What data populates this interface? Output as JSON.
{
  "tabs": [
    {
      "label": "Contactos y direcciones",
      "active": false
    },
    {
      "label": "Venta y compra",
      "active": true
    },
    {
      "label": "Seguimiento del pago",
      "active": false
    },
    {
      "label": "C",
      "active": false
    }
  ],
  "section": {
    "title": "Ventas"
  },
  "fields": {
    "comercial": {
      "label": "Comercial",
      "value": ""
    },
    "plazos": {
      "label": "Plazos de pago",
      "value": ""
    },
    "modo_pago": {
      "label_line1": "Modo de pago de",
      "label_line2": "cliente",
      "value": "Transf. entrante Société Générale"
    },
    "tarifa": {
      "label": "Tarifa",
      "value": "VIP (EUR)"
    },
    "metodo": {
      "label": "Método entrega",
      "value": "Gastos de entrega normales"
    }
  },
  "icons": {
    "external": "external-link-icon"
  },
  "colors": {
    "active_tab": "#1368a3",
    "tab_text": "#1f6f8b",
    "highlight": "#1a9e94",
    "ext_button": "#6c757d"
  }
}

########################################

WHAT IS BEING ASKED = Print out every entry, keeping each one exact.

OUTPUT OF THE TASK =
What data populates this interface? Output as JSON.
{
  "tabs": [
    {
      "label": "Contactos y direcciones",
      "active": false
    },
    {
      "label": "Venta y compra",
      "active": true
    },
    {
      "label": "Seguimiento del pago",
      "active": false
    },
    {
      "label": "C",
      "active": false
    }
  ],
  "section": {
    "title": "Ventas"
  },
  "fields": {
    "comercial": {
      "label": "Comercial",
      "value": ""
    },
    "plazos": {
      "label": "Plazos de pago",
      "value": ""
    },
    "modo_pago": {
      "label_line1": "Modo de pago de",
      "label_line2": "cliente",
      "value": "Transf. entrante Société Générale"
    },
    "tarifa": {
      "label": "Tarifa",
      "value": "VIP (EUR)"
    },
    "metodo": {
      "label": "Método entrega",
      "value": "Gastos de entrega normales"
    }
  },
  "icons": {
    "external": "external-link-icon"
  },
  "colors": {
    "active_tab": "#1368a3",
    "tab_text": "#1f6f8b",
    "highlight": "#1a9e94",
    "ext_button": "#6c757d"
  }
}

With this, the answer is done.